◆ Work to do
Make an exact copy of the lines below.

◆ Material to process
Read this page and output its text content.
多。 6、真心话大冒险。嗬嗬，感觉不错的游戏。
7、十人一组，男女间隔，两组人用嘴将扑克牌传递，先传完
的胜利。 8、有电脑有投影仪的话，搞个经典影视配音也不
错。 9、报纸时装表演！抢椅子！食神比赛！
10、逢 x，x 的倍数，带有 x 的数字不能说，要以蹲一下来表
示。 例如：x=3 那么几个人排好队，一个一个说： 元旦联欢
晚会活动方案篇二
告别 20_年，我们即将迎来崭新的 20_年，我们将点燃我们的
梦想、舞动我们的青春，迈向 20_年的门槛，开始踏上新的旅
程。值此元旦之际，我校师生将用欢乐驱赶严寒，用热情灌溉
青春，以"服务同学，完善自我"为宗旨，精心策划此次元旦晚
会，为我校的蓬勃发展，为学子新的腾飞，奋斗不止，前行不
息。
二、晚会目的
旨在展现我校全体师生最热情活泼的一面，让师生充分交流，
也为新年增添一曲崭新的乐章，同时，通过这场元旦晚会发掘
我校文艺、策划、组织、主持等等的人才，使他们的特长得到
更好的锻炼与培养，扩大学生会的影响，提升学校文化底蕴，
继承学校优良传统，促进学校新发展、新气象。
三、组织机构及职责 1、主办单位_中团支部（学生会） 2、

◆ Task answer
Read this page and output its text content.
多。 6、真心话大冒险。嗬嗬，感觉不错的游戏。
7、十人一组，男女间隔，两组人用嘴将扑克牌传递，先传完
的胜利。 8、有电脑有投影仪的话，搞个经典影视配音也不
错。 9、报纸时装表演！抢椅子！食神比赛！
10、逢 x，x 的倍数，带有 x 的数字不能说，要以蹲一下来表
示。 例如：x=3 那么几个人排好队，一个一个说： 元旦联欢
晚会活动方案篇二
告别 20_年，我们即将迎来崭新的 20_年，我们将点燃我们的
梦想、舞动我们的青春，迈向 20_年的门槛，开始踏上新的旅
程。值此元旦之际，我校师生将用欢乐驱赶严寒，用热情灌溉
青春，以"服务同学，完善自我"为宗旨，精心策划此次元旦晚
会，为我校的蓬勃发展，为学子新的腾飞，奋斗不止，前行不
息。
二、晚会目的
旨在展现我校全体师生最热情活泼的一面，让师生充分交流，
也为新年增添一曲崭新的乐章，同时，通过这场元旦晚会发掘
我校文艺、策划、组织、主持等等的人才，使他们的特长得到
更好的锻炼与培养，扩大学生会的影响，提升学校文化底蕴，
继承学校优良传统，促进学校新发展、新气象。
三、组织机构及职责 1、主办单位_中团支部（学生会） 2、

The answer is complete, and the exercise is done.